PAGE EXTRACT –
******************************

The CCCP process for this issue is as follows:

figure d

Then we rewrite the problem (??) as follows:

$$\begin{array}{@{}rcl@{}} \min_{C,R^{2},\xi_{i}} &&R^{2} - \frac{\nu}{l^{-}}\sum\limits_{j \in I^{-}} \| \phi(\mathbf{x}_{j}) - C \|^{2} + \frac{1}{\nu_{1}l^{+}}\sum\limits_{i\in I^{+}} \xi_{i}\\ &&+J_{cav}^{\prime}\left( R^{2} - \|\phi(\mathbf{x}_{i}) - C\|^{2}\right)\!\cdot\!\left( R^{2} - \|\phi(\mathbf{x}_{i}) - C\|^{2}\right)\\ s.t. &&\|\phi(\mathbf{x}_{i})-C\|^{2}\!\leq\! R^{2}+\xi_{i},\\ && \xi_{i}\geq 0, i\in I^{+}. \end{array} $$
(22)

To simplify the process, we introduce the following symbols,

$$\begin{array}{@{}rcl@{}} \theta_{i}&=&-\frac{1}{\nu_{1}l^{+}}\frac{\partial H_{2}(u_{1})}{\partial u_{1}}\\ &=&\left\{ \begin{array}{rcl} \frac{1}{\nu_{1}l^{+}}, & & {if \|\phi(\mathbf{x}_{i})-C\|^{2}> R^{2}+k_{1}R^{2}}\\ 0, & & {else}. \end{array}\right. \end{array} $$
(23)

Therefore, problem (22) can be rewritten as follows,

$$\begin{array}{@{}rcl@{}} \min_{C,R^{2},\xi_{i}} &&R^{2} - \frac{\nu}{l^{-}}\sum\limits_{j \in I^{-}} \| \phi(\mathbf{x}_{j}) - C \|^{2} + \frac{1}{\nu_{1}l^{+}}\sum\limits_{i\in I^{+}} \xi_{i}\\ &&+ \sum\limits_{i\in I^{+}} \theta_{i}\left( R^{2}-\|\phi(\mathbf{x}_{i})-C\|^{2}\right)\\ s.t. &&\|\phi(\mathbf{x}_{i})-C\|^{2}\leq R^{2}+\xi_{i},\\ && \xi_{i}\geq 0, i\in I^{+}. \end{array} $$
(24)

******************************

DATA EXTRACT –
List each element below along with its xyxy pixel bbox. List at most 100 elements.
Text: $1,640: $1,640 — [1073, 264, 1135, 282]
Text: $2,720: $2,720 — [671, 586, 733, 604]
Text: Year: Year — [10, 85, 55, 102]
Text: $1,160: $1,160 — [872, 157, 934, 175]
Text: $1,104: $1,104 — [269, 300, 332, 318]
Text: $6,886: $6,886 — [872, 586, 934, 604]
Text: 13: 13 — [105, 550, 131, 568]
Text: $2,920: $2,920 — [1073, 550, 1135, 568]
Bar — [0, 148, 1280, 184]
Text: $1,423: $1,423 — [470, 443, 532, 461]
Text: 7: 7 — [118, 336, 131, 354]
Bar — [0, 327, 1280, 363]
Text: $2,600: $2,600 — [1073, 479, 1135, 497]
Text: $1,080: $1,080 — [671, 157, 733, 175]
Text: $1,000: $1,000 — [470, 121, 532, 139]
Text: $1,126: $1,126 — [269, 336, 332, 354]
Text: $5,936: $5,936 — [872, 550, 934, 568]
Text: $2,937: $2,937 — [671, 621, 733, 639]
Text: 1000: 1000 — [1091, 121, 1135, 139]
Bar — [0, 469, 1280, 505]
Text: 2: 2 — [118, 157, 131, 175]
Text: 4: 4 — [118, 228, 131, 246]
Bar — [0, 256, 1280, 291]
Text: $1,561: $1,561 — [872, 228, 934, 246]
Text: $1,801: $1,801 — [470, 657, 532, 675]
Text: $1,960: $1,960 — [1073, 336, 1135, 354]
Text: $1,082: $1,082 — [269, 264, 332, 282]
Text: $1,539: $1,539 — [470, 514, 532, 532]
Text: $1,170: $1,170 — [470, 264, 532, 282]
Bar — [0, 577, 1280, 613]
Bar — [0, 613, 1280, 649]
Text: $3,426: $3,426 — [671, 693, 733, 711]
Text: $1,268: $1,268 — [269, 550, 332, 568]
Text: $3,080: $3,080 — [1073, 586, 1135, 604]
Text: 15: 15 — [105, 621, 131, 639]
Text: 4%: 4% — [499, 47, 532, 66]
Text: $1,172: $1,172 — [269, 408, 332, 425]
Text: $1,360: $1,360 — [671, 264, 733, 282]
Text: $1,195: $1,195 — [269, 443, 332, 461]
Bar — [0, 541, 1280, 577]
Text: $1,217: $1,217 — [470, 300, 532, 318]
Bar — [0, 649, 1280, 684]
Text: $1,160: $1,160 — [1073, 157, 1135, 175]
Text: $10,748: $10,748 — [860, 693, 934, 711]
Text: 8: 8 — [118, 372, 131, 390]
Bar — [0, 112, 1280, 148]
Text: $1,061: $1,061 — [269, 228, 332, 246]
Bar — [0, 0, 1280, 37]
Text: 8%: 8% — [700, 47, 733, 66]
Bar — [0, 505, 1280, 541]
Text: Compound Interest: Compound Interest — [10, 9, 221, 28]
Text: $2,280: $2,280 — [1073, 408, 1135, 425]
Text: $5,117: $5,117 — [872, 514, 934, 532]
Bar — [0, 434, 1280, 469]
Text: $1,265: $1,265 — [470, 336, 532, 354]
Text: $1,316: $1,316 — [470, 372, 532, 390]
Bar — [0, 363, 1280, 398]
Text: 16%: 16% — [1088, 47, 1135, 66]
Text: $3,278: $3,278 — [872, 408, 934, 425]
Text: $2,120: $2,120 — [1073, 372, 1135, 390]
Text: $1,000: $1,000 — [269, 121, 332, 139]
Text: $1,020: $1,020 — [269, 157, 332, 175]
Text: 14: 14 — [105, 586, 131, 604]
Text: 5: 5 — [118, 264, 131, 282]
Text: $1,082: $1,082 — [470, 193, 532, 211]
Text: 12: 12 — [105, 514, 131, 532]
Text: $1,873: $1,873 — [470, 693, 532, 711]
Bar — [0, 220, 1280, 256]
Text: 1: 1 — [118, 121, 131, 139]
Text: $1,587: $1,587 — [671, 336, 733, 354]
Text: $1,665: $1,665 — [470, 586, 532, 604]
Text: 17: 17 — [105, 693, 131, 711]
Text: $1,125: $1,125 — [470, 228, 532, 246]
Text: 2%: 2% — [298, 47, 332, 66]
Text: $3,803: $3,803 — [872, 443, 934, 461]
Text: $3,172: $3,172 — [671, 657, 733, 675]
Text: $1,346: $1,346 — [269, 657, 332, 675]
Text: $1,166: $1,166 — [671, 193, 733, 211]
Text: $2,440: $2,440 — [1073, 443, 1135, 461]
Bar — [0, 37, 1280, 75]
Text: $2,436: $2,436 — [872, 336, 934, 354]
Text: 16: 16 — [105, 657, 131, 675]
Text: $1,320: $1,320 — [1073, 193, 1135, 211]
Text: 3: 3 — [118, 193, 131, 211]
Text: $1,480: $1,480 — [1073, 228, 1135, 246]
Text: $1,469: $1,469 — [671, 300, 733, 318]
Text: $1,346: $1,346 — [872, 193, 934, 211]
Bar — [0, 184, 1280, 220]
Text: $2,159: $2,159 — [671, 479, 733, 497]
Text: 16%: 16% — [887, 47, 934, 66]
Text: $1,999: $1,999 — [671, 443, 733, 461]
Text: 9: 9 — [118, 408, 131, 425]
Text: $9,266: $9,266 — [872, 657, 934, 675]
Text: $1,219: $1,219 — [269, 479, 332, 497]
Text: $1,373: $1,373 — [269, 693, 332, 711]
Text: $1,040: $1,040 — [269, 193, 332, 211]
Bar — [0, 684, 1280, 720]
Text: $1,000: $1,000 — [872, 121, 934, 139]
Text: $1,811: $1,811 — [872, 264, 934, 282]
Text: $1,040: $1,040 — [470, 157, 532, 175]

******************************

WORK INSTRUCTIONS – List the equation numbers assigned to the displayed formulas in the CCCP derivation excerpt.

RESPONSE TO THE TASK – (22), (23), (24)